### Given task
Write out each line in which the string "Caesar" is present.

### Records shown
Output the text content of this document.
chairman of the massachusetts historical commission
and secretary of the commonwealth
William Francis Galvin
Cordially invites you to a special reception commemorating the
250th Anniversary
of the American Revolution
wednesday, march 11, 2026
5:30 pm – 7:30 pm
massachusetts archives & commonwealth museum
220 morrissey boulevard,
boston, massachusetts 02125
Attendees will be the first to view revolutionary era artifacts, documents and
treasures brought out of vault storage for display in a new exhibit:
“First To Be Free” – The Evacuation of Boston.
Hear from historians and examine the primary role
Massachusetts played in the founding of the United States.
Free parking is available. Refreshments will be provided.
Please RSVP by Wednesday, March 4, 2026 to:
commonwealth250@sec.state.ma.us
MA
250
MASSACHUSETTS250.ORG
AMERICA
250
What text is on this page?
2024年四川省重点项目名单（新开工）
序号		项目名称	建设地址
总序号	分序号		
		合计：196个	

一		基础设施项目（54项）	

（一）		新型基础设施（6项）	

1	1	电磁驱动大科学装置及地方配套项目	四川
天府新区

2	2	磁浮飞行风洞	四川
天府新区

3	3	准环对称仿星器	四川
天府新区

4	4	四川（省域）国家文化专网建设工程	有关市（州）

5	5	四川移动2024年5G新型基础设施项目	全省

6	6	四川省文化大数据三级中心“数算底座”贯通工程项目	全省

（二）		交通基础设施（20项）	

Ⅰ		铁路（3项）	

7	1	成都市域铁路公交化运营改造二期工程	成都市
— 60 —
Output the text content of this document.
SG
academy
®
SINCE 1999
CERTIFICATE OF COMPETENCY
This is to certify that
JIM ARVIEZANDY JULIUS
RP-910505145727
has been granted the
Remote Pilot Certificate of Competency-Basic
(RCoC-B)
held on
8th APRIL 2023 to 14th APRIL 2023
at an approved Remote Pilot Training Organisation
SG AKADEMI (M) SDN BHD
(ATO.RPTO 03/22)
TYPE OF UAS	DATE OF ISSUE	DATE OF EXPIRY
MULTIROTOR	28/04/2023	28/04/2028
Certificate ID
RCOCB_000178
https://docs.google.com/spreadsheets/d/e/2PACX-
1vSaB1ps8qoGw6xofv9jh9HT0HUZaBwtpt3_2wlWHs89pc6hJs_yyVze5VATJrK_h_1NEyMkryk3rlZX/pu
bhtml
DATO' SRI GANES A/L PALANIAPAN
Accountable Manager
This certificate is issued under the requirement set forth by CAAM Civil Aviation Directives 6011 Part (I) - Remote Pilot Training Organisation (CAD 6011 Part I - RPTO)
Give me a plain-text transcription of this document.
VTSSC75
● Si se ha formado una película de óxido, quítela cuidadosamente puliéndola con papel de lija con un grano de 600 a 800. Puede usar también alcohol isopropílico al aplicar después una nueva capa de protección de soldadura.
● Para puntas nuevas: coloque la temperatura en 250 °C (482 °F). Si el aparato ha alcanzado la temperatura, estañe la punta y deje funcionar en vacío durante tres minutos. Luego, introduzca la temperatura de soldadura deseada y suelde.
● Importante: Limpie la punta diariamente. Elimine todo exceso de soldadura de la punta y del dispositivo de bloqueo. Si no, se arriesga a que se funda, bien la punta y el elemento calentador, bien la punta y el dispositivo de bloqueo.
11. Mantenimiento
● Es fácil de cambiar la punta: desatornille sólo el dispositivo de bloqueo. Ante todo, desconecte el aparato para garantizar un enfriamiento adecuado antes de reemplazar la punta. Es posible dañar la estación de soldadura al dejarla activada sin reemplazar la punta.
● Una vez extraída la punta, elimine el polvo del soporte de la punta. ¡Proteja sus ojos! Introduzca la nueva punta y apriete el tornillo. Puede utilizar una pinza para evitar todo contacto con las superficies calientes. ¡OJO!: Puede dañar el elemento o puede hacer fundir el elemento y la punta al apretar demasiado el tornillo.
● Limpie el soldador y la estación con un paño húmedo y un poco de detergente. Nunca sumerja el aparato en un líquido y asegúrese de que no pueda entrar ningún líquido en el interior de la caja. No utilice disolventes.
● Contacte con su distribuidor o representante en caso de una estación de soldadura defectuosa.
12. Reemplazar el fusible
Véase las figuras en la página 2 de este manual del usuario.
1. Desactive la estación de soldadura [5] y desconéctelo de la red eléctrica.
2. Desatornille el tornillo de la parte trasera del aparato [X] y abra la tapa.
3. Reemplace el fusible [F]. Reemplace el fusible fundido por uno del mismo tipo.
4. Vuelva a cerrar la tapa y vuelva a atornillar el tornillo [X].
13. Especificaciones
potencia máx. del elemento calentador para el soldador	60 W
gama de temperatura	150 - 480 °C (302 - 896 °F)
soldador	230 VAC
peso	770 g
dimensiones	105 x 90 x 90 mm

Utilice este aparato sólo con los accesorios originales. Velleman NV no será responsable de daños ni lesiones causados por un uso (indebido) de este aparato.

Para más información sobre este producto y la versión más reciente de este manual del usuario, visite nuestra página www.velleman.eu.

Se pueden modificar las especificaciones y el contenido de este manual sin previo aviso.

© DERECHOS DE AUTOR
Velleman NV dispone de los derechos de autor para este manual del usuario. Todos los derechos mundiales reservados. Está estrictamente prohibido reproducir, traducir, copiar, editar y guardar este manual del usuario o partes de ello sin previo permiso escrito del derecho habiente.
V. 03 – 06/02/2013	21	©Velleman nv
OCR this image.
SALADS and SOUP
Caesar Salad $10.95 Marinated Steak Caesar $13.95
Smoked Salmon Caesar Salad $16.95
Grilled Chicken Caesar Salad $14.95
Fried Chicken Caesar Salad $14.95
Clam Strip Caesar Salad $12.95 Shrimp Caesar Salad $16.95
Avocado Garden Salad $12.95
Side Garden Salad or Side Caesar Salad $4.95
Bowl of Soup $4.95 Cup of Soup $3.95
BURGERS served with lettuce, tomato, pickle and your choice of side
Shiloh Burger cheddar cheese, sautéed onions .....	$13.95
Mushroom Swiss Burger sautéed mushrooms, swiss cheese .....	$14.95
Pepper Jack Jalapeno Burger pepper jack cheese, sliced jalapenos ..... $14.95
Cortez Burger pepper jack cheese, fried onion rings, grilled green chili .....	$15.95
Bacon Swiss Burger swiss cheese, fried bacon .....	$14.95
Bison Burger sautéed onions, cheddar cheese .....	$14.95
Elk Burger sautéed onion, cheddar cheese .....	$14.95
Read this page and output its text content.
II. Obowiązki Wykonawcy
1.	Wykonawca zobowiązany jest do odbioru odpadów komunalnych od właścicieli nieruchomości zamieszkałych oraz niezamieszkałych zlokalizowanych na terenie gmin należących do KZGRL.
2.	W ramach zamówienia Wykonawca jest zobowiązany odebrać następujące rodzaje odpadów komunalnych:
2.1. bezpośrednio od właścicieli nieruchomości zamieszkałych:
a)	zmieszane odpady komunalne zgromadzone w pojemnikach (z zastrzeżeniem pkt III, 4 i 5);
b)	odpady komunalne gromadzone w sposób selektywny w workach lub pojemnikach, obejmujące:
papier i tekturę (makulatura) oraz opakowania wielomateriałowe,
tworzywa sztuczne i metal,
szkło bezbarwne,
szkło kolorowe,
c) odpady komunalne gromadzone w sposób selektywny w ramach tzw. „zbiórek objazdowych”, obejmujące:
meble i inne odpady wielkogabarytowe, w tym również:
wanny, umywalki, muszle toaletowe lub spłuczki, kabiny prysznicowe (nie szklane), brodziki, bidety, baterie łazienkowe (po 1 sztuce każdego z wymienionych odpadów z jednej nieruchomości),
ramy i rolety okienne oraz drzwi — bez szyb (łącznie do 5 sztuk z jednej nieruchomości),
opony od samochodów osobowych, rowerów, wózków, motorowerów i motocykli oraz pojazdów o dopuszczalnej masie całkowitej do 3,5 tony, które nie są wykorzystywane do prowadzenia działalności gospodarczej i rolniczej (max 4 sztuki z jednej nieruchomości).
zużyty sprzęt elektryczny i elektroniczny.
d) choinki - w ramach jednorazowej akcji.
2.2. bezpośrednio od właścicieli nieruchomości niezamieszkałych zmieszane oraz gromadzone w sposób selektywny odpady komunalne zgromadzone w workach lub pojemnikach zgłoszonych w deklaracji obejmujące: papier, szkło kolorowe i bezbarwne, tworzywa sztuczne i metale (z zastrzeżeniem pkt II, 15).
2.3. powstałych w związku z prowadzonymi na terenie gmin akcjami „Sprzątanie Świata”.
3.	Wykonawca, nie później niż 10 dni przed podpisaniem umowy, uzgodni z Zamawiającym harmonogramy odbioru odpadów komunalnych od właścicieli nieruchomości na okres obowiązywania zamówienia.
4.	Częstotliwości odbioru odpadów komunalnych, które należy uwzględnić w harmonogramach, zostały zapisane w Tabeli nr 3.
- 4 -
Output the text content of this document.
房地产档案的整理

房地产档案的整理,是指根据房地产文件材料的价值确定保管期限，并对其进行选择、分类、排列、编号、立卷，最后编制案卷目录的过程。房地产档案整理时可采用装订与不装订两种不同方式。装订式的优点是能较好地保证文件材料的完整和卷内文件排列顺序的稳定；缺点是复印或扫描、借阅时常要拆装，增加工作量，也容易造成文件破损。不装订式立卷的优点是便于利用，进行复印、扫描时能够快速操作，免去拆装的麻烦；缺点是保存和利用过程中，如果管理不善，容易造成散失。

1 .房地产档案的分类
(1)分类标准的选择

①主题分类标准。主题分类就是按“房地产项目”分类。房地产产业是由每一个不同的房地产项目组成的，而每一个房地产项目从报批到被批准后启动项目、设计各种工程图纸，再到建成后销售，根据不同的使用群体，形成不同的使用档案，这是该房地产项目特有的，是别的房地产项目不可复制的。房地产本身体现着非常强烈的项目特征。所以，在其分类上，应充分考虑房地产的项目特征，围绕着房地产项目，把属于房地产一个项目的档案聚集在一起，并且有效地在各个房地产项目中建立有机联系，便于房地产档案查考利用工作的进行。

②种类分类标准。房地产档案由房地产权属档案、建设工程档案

### Answer to the task
Caesar Salad $10.95 Marinated Steak Caesar $13.95
Smoked Salmon Caesar Salad $16.95
Grilled Chicken Caesar Salad $14.95
Fried Chicken Caesar Salad $14.95
Clam Strip Caesar Salad $12.95 Shrimp Caesar Salad $16.95
Side Garden Salad or Side Caesar Salad $4.95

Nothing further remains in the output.